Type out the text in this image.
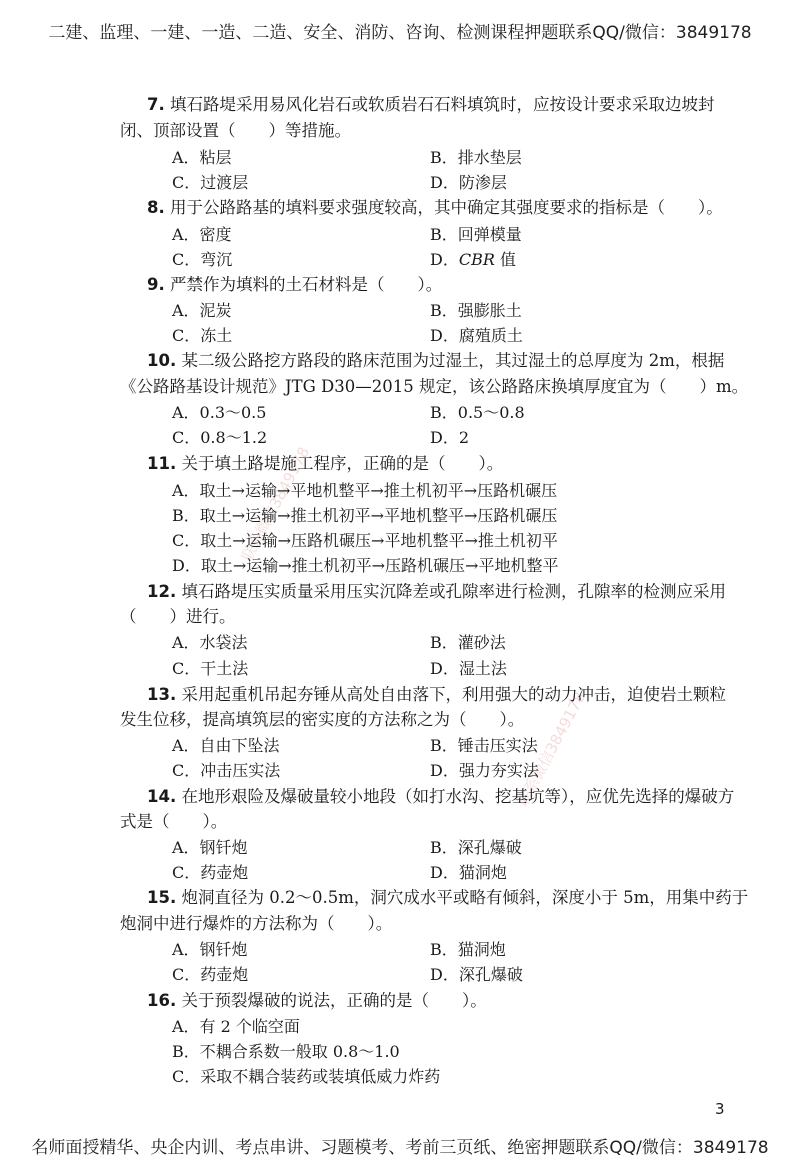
二建、监理、一建、一造、二造、安全、消防、咨询、检测课程押题联系QQ/微信：3849178
联系微信3849178
联系微信3849178
7. 填石路堤采用易风化岩石或软质岩石石料填筑时，应按设计要求采取边坡封
闭、顶部设置（　　）等措施。
A．粘层	B．排水垫层
C．过渡层	D．防渗层
8. 用于公路路基的填料要求强度较高，其中确定其强度要求的指标是（　　）。
A．密度	B．回弹模量
C．弯沉	D．CBR 值
9. 严禁作为填料的土石材料是（　　）。
A．泥炭	B．强膨胀土
C．冻土	D．腐殖质土
10. 某二级公路挖方路段的路床范围为过湿土，其过湿土的总厚度为 2m，根据
《公路路基设计规范》JTG D30—2015 规定，该公路路床换填厚度宜为（　　）m。
A．0.3～0.5	B．0.5～0.8
C．0.8～1.2	D．2
11. 关于填土路堤施工程序，正确的是（　　）。
A．取土→运输→平地机整平→推土机初平→压路机碾压
B．取土→运输→推土机初平→平地机整平→压路机碾压
C．取土→运输→压路机碾压→平地机整平→推土机初平
D．取土→运输→推土机初平→压路机碾压→平地机整平
12. 填石路堤压实质量采用压实沉降差或孔隙率进行检测，孔隙率的检测应采用
（　　）进行。
A．水袋法	B．灌砂法
C．干土法	D．湿土法
13. 采用起重机吊起夯锤从高处自由落下，利用强大的动力冲击，迫使岩土颗粒
发生位移，提高填筑层的密实度的方法称之为（　　）。
A．自由下坠法	B．锤击压实法
C．冲击压实法	D．强力夯实法
14. 在地形艰险及爆破量较小地段（如打水沟、挖基坑等），应优先选择的爆破方
式是（　　）。
A．钢钎炮	B．深孔爆破
C．药壶炮	D．猫洞炮
15. 炮洞直径为 0.2～0.5m，洞穴成水平或略有倾斜，深度小于 5m，用集中药于
炮洞中进行爆炸的方法称为（　　）。
A．钢钎炮	B．猫洞炮
C．药壶炮	D．深孔爆破
16. 关于预裂爆破的说法，正确的是（　　）。
A．有 2 个临空面
B．不耦合系数一般取 0.8～1.0
C．采取不耦合装药或装填低威力炸药
3
名师面授精华、央企内训、考点串讲、习题模考、考前三页纸、绝密押题联系QQ/微信：3849178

• [Exercise objective]: Identify and extract each line of the listing that contains "平地机整平".

• [Task result]:
A．取土→运输→平地机整平→推土机初平→压路机碾压
B．取土→运输→推土机初平→平地机整平→压路机碾压
C．取土→运输→压路机碾压→平地机整平→推土机初平
D．取土→运输→推土机初平→压路机碾压→平地机整平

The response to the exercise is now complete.